### Provided material
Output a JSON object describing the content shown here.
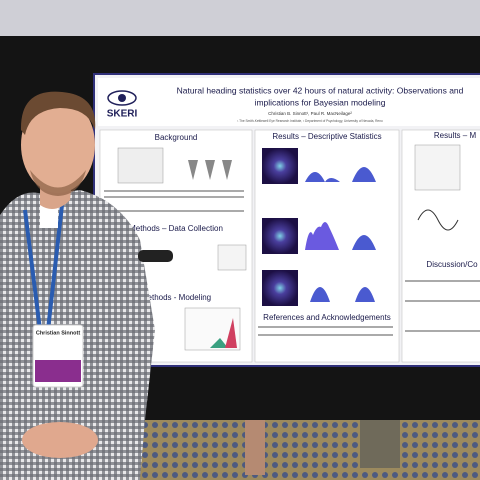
{
  "poster": {
    "logo": "SKERI",
    "title_lines": [
      "Natural heading statistics over 42 hours of natural activity: Observations and",
      "implications for Bayesian modeling"
    ],
    "authors": "Christian B. Sinnott¹, Paul R. MacNeilage²",
    "affiliations": "¹ The Smith-Kettlewell Eye Research Institute, ² Department of Psychology, University of Nevada, Reno",
    "sections": [
      "Background",
      "Results – Descriptive Statistics",
      "Results – M",
      "Methods – Data Collection",
      "Methods - Modeling",
      "References and Acknowledgements",
      "Discussion/Co"
    ]
  },
  "badge": {
    "name": "Christian Sinnott"
  }
}
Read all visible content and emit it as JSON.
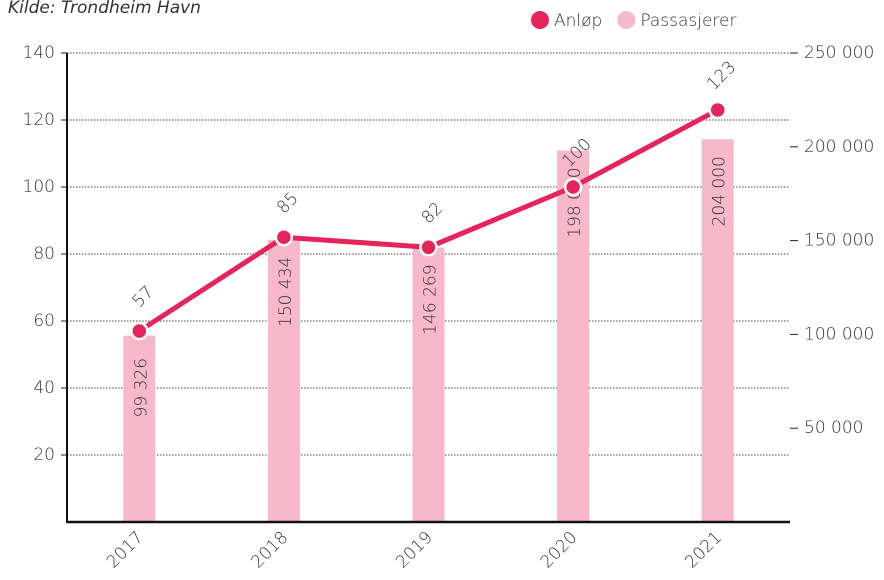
{
  "chart_data": {
    "type": "bar_line",
    "subtitle": "Kilde: Trondheim Havn",
    "categories": [
      "2017",
      "2018",
      "2019",
      "2020",
      "2021"
    ],
    "series": [
      {
        "name": "Passasjerer",
        "color": "#f7b8cc",
        "axis": "y2",
        "kind": "bar",
        "values": [
          99326,
          150434,
          146269,
          198000,
          204000
        ],
        "value_labels": [
          "99 326",
          "150 434",
          "146 269",
          "198 000",
          "204 000"
        ]
      },
      {
        "name": "Anløp",
        "color": "#e5245c",
        "axis": "y",
        "kind": "line",
        "values": [
          57,
          85,
          82,
          100,
          123
        ]
      }
    ],
    "ylim": [
      0,
      140
    ],
    "yticks": [
      20,
      40,
      60,
      80,
      100,
      120,
      140
    ],
    "y2lim": [
      0,
      250000
    ],
    "y2ticks": [
      {
        "value": 50000,
        "label": "50 000"
      },
      {
        "value": 100000,
        "label": "100 000"
      },
      {
        "value": 150000,
        "label": "150 000"
      },
      {
        "value": 200000,
        "label": "200 000"
      },
      {
        "value": 250000,
        "label": "250 000"
      }
    ],
    "grid": true,
    "legend": "top-right"
  }
}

### What the task asks
Keep the pictures out of the copy and return the rest of the data above exactly.

### Written solution
Output a JSON object describing the content shown here.
{
  "poster": {
    "logo": "SKERI",
    "title_lines": [
      "Natural heading statistics over 42 hours of natural activity: Observations and",
      "implications for Bayesian modeling"
    ],
    "authors": "Christian B. Sinnott¹, Paul R. MacNeilage²",
    "affiliations": "¹ The Smith-Kettlewell Eye Research Institute, ² Department of Psychology, University of Nevada, Reno",
    "sections": [
      "Background",
      "Results – Descriptive Statistics",
      "Results – M",
      "Methods – Data Collection",
      "Methods - Modeling",
      "References and Acknowledgements",
      "Discussion/Co"
    ]
  },
  "badge": {
    "name": "Christian Sinnott"
  }
}
Read all visible content and emit it as JSON.
{
  "chart_data": {
    "type": "bar_line",
    "subtitle": "Kilde: Trondheim Havn",
    "categories": [
      "2017",
      "2018",
      "2019",
      "2020",
      "2021"
    ],
    "series": [
      {
        "name": "Passasjerer",
        "color": "#f7b8cc",
        "axis": "y2",
        "kind": "bar",
        "values": [
          99326,
          150434,
          146269,
          198000,
          204000
        ],
        "value_labels": [
          "99 326",
          "150 434",
          "146 269",
          "198 000",
          "204 000"
        ]
      },
      {
        "name": "Anløp",
        "color": "#e5245c",
        "axis": "y",
        "kind": "line",
        "values": [
          57,
          85,
          82,
          100,
          123
        ]
      }
    ],
    "ylim": [
      0,
      140
    ],
    "yticks": [
      20,
      40,
      60,
      80,
      100,
      120,
      140
    ],
    "y2lim": [
      0,
      250000
    ],
    "y2ticks": [
      {
        "value": 50000,
        "label": "50 000"
      },
      {
        "value": 100000,
        "label": "100 000"
      },
      {
        "value": 150000,
        "label": "150 000"
      },
      {
        "value": 200000,
        "label": "200 000"
      },
      {
        "value": 250000,
        "label": "250 000"
      }
    ],
    "grid": true,
    "legend": "top-right"
  }
}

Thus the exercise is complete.